For each line below that includes the word "gian", make a copy.

__RECORDS SHOWN__.
· · ·
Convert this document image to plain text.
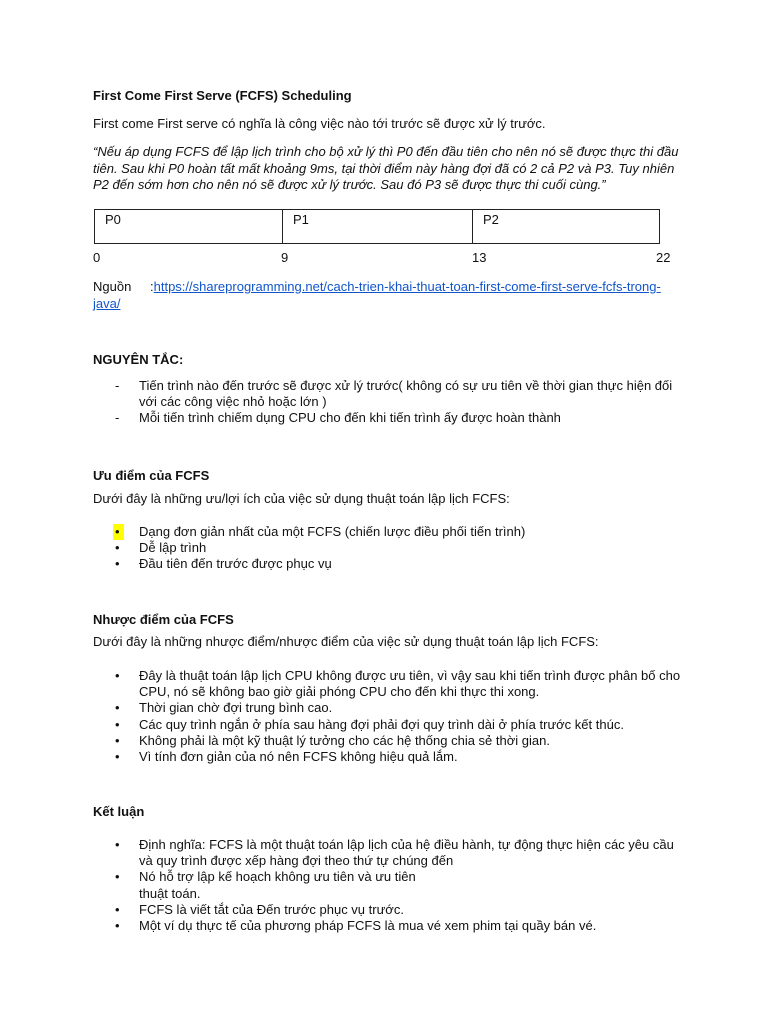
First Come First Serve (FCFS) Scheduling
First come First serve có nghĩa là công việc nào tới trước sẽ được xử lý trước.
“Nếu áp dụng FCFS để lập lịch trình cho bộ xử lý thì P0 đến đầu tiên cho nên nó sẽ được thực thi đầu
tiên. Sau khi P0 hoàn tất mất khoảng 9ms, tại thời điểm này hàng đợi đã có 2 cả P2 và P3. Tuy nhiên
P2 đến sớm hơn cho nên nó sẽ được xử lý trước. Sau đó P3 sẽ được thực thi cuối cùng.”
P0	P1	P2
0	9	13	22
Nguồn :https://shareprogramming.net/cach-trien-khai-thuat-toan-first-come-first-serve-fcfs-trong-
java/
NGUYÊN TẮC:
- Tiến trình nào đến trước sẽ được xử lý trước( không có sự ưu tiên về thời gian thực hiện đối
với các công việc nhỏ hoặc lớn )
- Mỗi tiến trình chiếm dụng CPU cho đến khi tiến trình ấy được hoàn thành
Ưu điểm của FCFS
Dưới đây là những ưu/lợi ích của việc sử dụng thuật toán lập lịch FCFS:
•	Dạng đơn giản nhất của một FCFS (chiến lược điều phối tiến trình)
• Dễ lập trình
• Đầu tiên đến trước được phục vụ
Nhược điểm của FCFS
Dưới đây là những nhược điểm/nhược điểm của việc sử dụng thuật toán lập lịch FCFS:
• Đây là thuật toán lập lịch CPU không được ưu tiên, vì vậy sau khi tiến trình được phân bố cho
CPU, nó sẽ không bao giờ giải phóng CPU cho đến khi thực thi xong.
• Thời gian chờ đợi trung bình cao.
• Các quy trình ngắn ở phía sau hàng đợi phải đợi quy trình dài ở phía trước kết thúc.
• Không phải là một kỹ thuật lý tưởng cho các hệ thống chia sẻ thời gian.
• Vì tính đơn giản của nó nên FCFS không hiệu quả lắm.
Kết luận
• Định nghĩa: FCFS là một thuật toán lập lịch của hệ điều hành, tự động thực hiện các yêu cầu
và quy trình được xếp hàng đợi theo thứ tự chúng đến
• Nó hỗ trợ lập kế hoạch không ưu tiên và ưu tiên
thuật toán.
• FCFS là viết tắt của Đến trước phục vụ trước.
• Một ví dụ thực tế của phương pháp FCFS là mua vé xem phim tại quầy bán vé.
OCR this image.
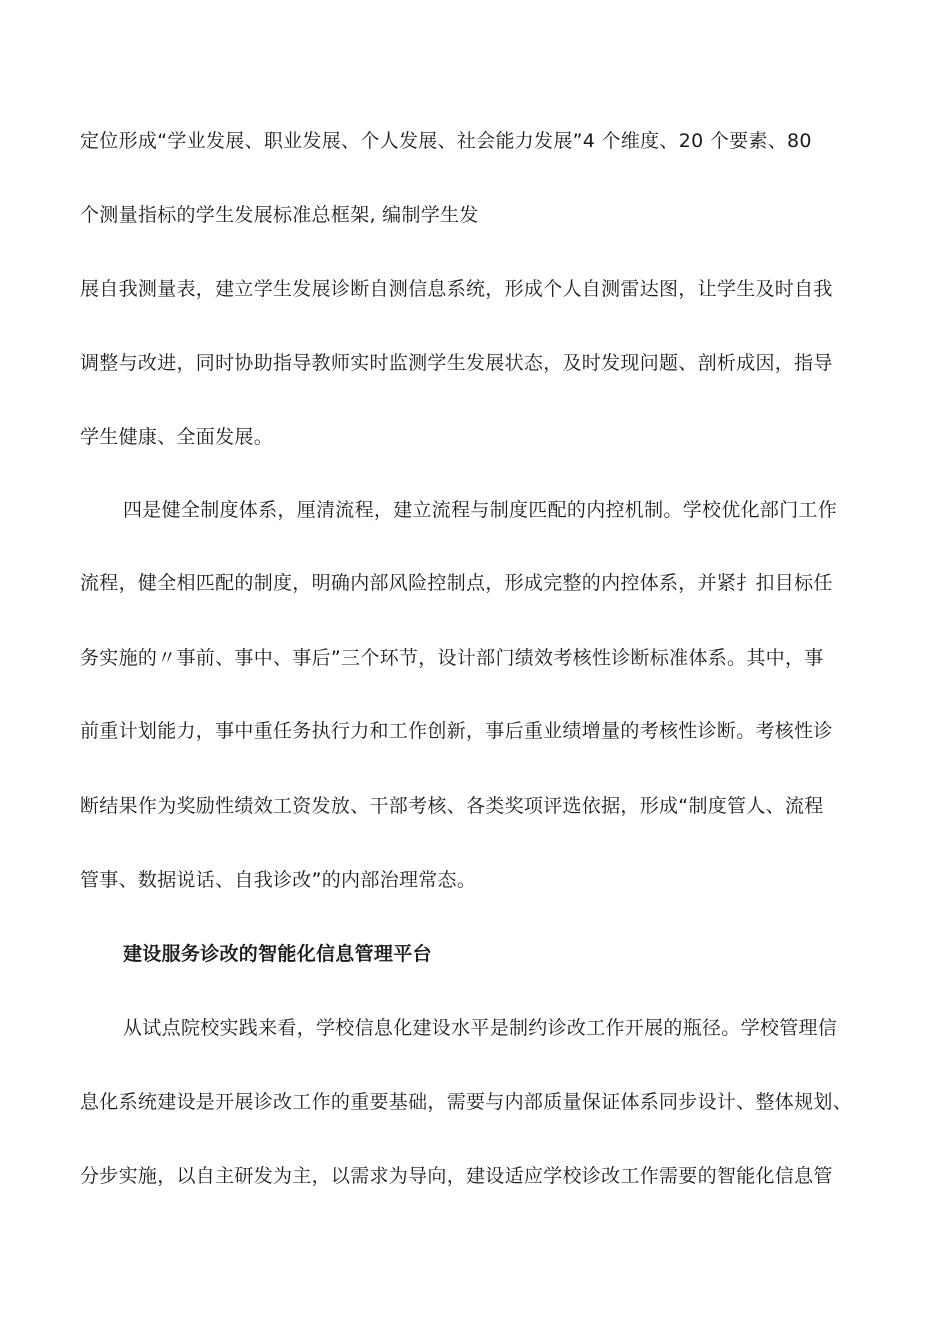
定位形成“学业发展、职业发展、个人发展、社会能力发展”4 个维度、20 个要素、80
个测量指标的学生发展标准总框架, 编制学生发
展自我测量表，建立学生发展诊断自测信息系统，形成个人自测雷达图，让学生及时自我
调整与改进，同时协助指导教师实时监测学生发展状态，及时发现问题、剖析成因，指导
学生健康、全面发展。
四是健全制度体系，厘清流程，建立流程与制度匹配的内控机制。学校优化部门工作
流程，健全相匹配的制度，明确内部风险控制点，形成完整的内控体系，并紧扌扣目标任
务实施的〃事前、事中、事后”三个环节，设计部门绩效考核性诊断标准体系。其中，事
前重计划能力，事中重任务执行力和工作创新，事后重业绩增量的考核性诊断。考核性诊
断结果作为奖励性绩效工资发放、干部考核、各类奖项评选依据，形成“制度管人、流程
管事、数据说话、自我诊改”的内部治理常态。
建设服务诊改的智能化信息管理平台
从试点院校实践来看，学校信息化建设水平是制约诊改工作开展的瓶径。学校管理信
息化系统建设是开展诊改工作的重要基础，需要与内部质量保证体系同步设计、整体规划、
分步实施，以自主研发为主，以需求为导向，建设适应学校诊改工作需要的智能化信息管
· · ·
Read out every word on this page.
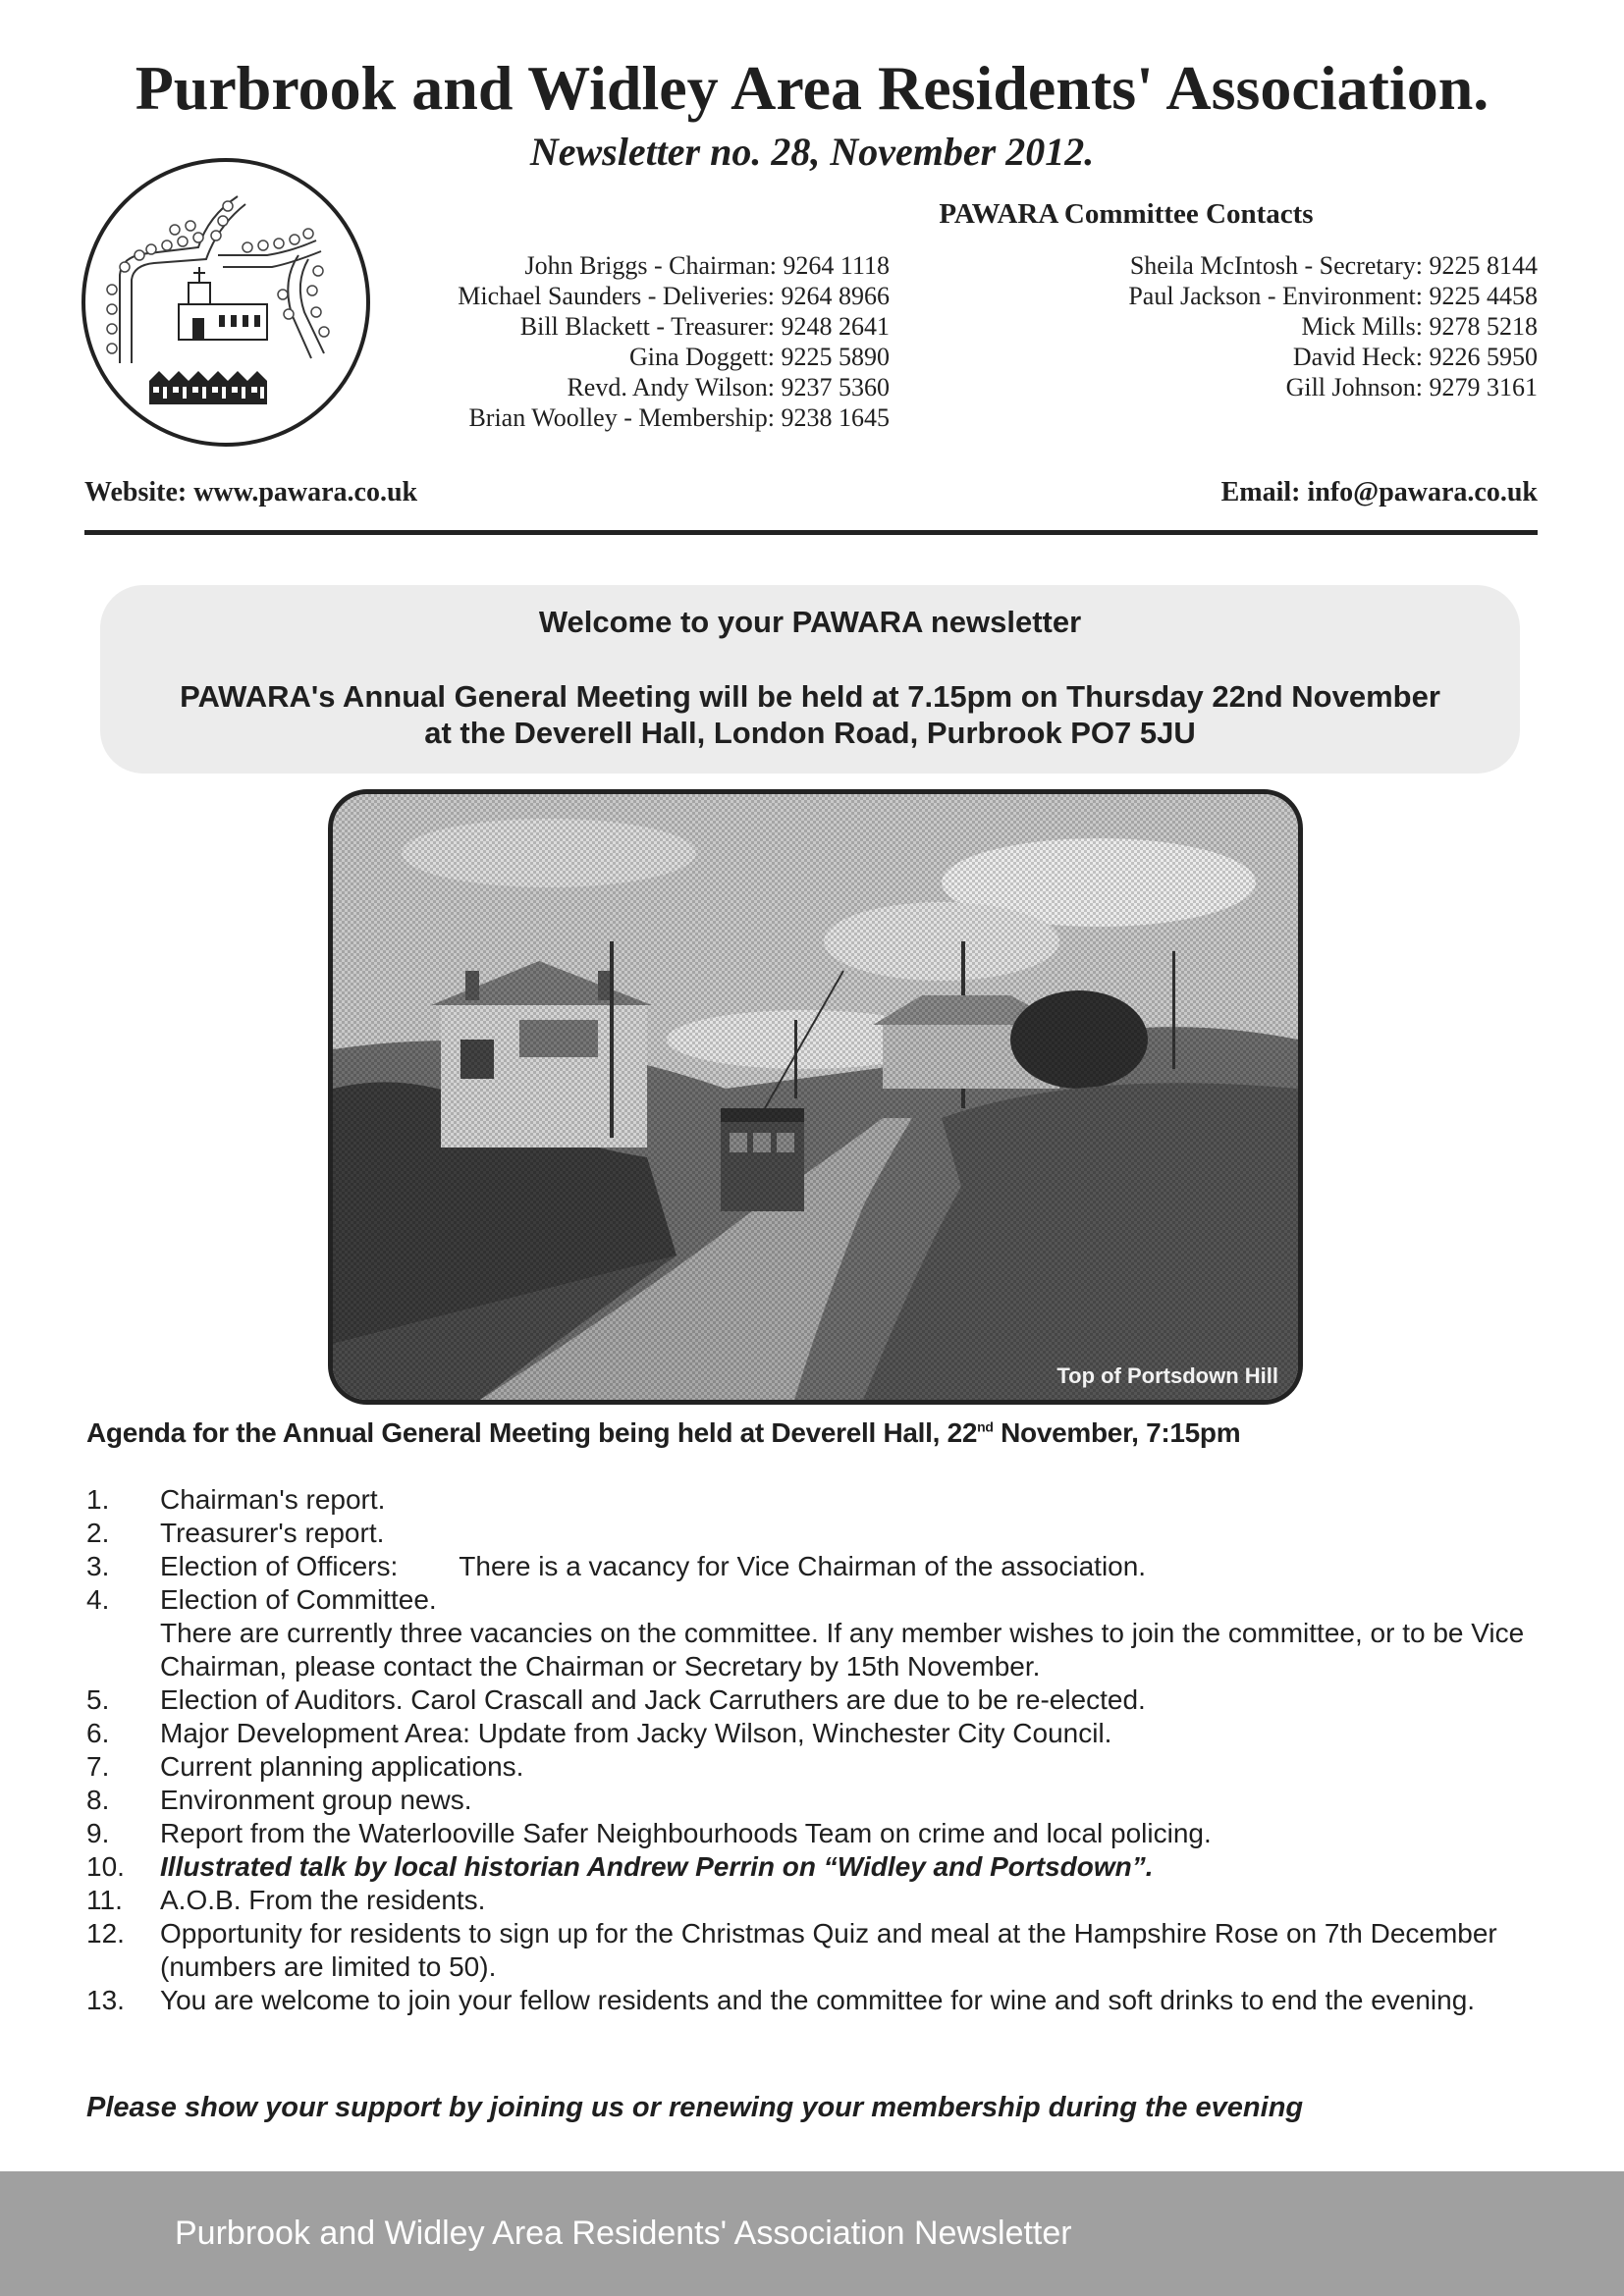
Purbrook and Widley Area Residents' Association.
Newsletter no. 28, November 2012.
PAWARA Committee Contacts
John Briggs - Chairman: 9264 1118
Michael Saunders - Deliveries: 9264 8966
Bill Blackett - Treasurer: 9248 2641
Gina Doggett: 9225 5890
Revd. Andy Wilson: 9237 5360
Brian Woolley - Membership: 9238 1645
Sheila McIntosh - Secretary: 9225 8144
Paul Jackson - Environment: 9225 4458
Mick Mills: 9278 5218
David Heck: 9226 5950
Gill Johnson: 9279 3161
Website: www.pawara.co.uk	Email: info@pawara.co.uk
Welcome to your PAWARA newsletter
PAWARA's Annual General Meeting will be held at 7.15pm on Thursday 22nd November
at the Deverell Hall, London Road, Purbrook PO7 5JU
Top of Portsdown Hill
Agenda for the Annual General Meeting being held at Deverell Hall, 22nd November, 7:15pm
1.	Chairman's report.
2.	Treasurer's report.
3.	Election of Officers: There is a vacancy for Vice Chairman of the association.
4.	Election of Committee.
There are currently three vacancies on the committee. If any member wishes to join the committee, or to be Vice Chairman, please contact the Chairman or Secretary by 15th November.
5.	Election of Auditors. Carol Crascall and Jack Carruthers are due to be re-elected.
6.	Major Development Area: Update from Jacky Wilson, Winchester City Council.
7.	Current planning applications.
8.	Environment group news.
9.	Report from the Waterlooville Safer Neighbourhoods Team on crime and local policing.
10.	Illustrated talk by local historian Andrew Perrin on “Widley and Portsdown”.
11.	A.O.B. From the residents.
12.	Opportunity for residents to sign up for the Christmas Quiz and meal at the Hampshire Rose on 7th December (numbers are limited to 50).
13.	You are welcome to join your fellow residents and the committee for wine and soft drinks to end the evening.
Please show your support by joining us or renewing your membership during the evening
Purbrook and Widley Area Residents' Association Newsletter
· · ·
__RESPONSE FOR THIS EXERCISE__.
- Tiến trình nào đến trước sẽ được xử lý trước( không có sự ưu tiên về thời gian thực hiện đối
• Thời gian chờ đợi trung bình cao.
• Không phải là một kỹ thuật lý tưởng cho các hệ thống chia sẻ thời gian.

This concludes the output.